In questi mesi Mercadini ha così potuto mettere a punto al meglio questo suo 26° monologo e farlo rodare in alcune anteprime nel teatro interno alla Villa pascoliana. In questo nuovo lavoro il poeta romagnolo vede una concordanza con il luogo pascoliano che lo ospita: «Antico, moderno, essenziale come lo è la parola».

Parola e linguaggio

Parola e linguaggio sono al centro della personale lettura della Divina Commedia: «Quando affrontai Dante a 28 anni – ha dichiarato l’attore – mi colpì la forza e la sua potenza espressiva. Oggi credo che la sua più significativa attualità, coinvolgente per tutti, risieda nel linguaggio. Tutti noi parliamo, ascoltiamo chi ci parla, siamo feriti da parole offensive e grati per parole di gentilezza, affetto, amore. Perciò ho indagato Dante sotto questo profilo, mi sono letto tutto il “De Vulgarieloquentia”, il suo trattato sulla lingua».

Il Dante di Mercadini

«Ho visto in Dante una persona innamorata della parola, ossessionata dal linguaggio. Ricercando, mi si sono rivelate cose nuove anche nei canti più risaputi. Nella Commedia ad esempio c’è un brano in occitano, lingua antica della Francia meridionale, ci sono parole in ebraico, in latino, e addirittura 3 lingue immaginarie! È vero che è lui il padre della lingua italiana, ma riempie di lingue diverse la sua Commedia!».

Compito breve 1: Riduci a un elenco puntato il paragrafo del testo che comincia con «Ho visto in Dante», conservandone i fatti principali.
Compito breve 2: Ricopia senza modifiche le righe delle voci, tutto da quella che contiene «- risk-count: 2: [291, 366, 295, 373]» giù fino a quella che contiene «- risk-table-heading: Number at risk: [108, 327, 151, 334]».

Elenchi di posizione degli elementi
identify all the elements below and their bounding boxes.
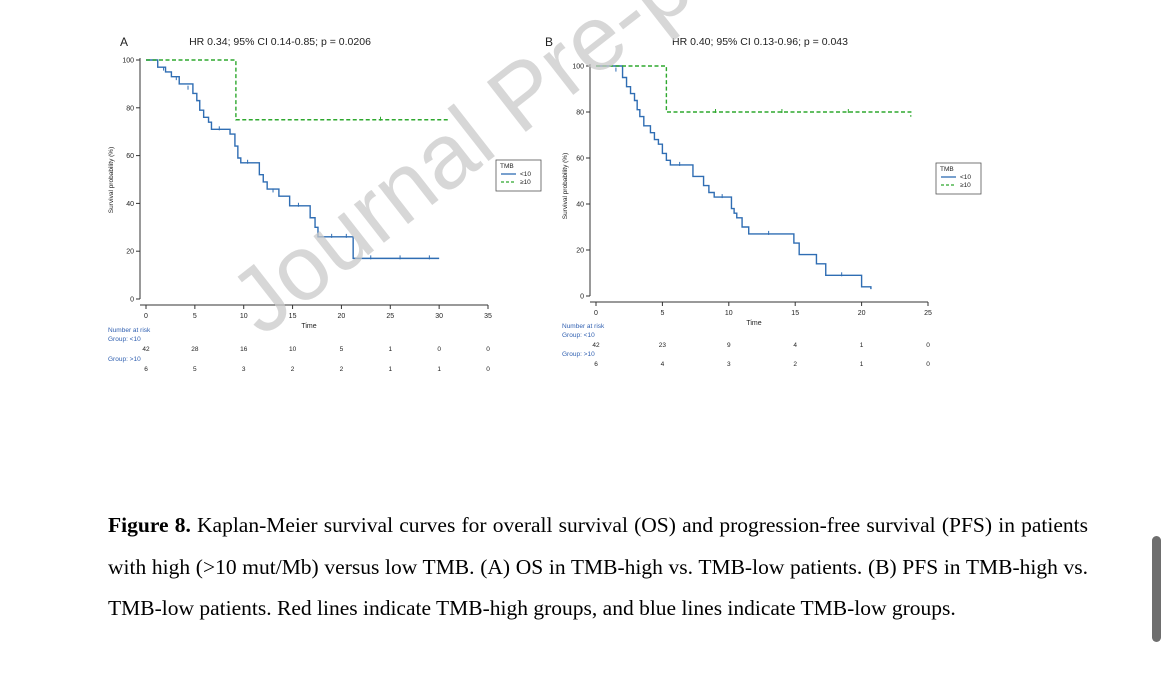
- risk-count: 2: [291, 366, 295, 373]
- risk-count: 2: [340, 366, 344, 373]
- x-tick-label: 25: [386, 313, 394, 320]
- risk-count: 5: [193, 366, 197, 373]
- risk-count: 1: [860, 361, 864, 368]
- km-curve-tmb-low: [146, 59, 440, 260]
- risk-count: 0: [486, 366, 490, 373]
- risk-count: 9: [727, 342, 731, 349]
- risk-table-heading: Number at risk: [562, 323, 605, 330]
- x-tick-label: 10: [725, 310, 733, 317]
- km-curve-tmb-low: [596, 65, 872, 290]
- risk-count: 3: [727, 361, 731, 368]
- risk-table-heading: Number at risk: [108, 327, 151, 334]
- x-tick-label: 0: [144, 313, 148, 320]
- y-axis-label: Survival probability (%): [562, 153, 569, 219]
- legend-entry: ≥10: [960, 182, 971, 189]
- panel-label: A: [120, 35, 128, 49]
- x-tick-label: 20: [338, 313, 346, 320]
- x-tick-label: 30: [435, 313, 443, 320]
- y-tick-label: 80: [126, 105, 134, 112]
- risk-count: 10: [289, 346, 297, 353]
- x-tick-label: 5: [660, 310, 664, 317]
- risk-count: 16: [240, 346, 248, 353]
- legend: TMB <10≥10: [495, 159, 542, 192]
- risk-count: 42: [142, 346, 150, 353]
- x-axis-label: Time: [746, 320, 761, 327]
- legend-title: TMB: [940, 166, 954, 173]
- risk-count: 23: [659, 342, 667, 349]
- risk-count: 28: [191, 346, 199, 353]
- x-tick-label: 10: [240, 313, 248, 320]
- legend-entry: <10: [520, 171, 531, 178]
- y-tick-label: 40: [576, 202, 584, 209]
- risk-group-label: Group: >10: [108, 356, 141, 363]
- panel-A: A HR 0.34; 95% CI 0.14-0.85; p = 0.0206 0 2…: [108, 35, 542, 373]
- chart-title: HR 0.34; 95% CI 0.14-0.85; p = 0.0206: [189, 36, 371, 48]
- risk-group-label: Group: <10: [108, 336, 141, 343]
- risk-count: 5: [340, 346, 344, 353]
- legend-box: [935, 162, 982, 195]
- x-tick-label: 20: [858, 310, 866, 317]
- legend-box: [495, 159, 542, 192]
- risk-count: 4: [661, 361, 665, 368]
- x-tick-label: 15: [289, 313, 297, 320]
- x-tick-label: 25: [924, 310, 932, 317]
- figure-caption: Figure 8. Kaplan-Meier survival curves f…: [108, 505, 1088, 630]
- risk-count: 0: [926, 342, 930, 349]
- legend-entry: <10: [960, 174, 971, 181]
- y-tick-label: 20: [576, 248, 584, 255]
- x-axis-label: Time: [301, 323, 316, 330]
- risk-group-label: Group: <10: [562, 332, 595, 339]
- figure-charts: A HR 0.34; 95% CI 0.14-0.85; p = 0.0206 0 2…: [108, 0, 982, 373]
- y-tick-label: 80: [576, 110, 584, 117]
- x-tick-label: 35: [484, 313, 492, 320]
- y-tick-label: 100: [572, 64, 584, 71]
- legend: TMB <10≥10: [935, 162, 982, 195]
- risk-count: 0: [926, 361, 930, 368]
- x-tick-label: 15: [791, 310, 799, 317]
- scrollbar-thumb[interactable]: [1152, 536, 1161, 642]
- risk-count: 0: [486, 346, 490, 353]
- y-tick-label: 60: [576, 156, 584, 163]
- risk-count: 1: [388, 366, 392, 373]
- caption-text: Kaplan-Meier survival curves for overall…: [108, 513, 1088, 620]
- panel-label: B: [545, 35, 553, 49]
- legend-title: TMB: [500, 163, 514, 170]
- km-curve-tmb-high: [596, 65, 912, 117]
- y-axis-label: Survival probability (%): [108, 147, 115, 213]
- risk-count: 3: [242, 366, 246, 373]
- risk-count: 1: [860, 342, 864, 349]
- risk-group-label: Group: >10: [562, 351, 595, 358]
- y-tick-label: 0: [130, 297, 134, 304]
- chart-title: HR 0.40; 95% CI 0.13-0.96; p = 0.043: [672, 36, 848, 48]
- risk-count: 6: [144, 366, 148, 373]
- km-curve-tmb-high: [146, 59, 449, 121]
- y-tick-label: 20: [126, 249, 134, 256]
- x-tick-label: 5: [193, 313, 197, 320]
- y-tick-label: 0: [580, 294, 584, 301]
- risk-count: 1: [437, 366, 441, 373]
- risk-count: 6: [594, 361, 598, 368]
- y-tick-label: 60: [126, 153, 134, 160]
- caption-label: Figure 8.: [108, 513, 191, 537]
- panel-B: B HR 0.40; 95% CI 0.13-0.96; p = 0.043020…: [545, 35, 982, 368]
- risk-count: 2: [793, 361, 797, 368]
- risk-count: 42: [592, 342, 600, 349]
- risk-count: 4: [793, 342, 797, 349]
- legend-entry: ≥10: [520, 179, 531, 186]
- y-tick-label: 100: [122, 58, 134, 65]
- risk-count: 1: [388, 346, 392, 353]
- risk-count: 0: [437, 346, 441, 353]
- y-tick-label: 40: [126, 201, 134, 208]
- x-tick-label: 0: [594, 310, 598, 317]
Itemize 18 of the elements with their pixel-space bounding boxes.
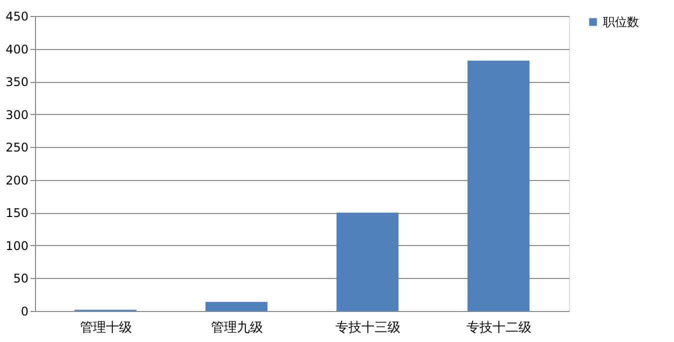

Soluzione 1:
- Dante appare come una persona innamorata della parola e ossessionata dal linguaggio.
- La ricerca ha fatto emergere cose nuove anche nei canti più noti.
- Nella Commedia ci sono un brano in occitano, antica lingua della Francia meridionale, parole in ebraico e in latino e perfino tre lingue immaginarie.
- Pur essendo il padre della lingua italiana, Dante riempie la Commedia di lingue diverse.

Soluzione 2:
- risk-count: 2: [291, 366, 295, 373]
- risk-count: 2: [340, 366, 344, 373]
- x-tick-label: 25: [386, 313, 394, 320]
- risk-count: 5: [193, 366, 197, 373]
- risk-count: 1: [860, 361, 864, 368]
- km-curve-tmb-low: [146, 59, 440, 260]
- risk-count: 0: [486, 366, 490, 373]
- risk-count: 9: [727, 342, 731, 349]
- risk-table-heading: Number at risk: [562, 323, 605, 330]
- x-tick-label: 10: [725, 310, 733, 317]
- km-curve-tmb-low: [596, 65, 872, 290]
- risk-count: 3: [727, 361, 731, 368]
- risk-table-heading: Number at risk: [108, 327, 151, 334]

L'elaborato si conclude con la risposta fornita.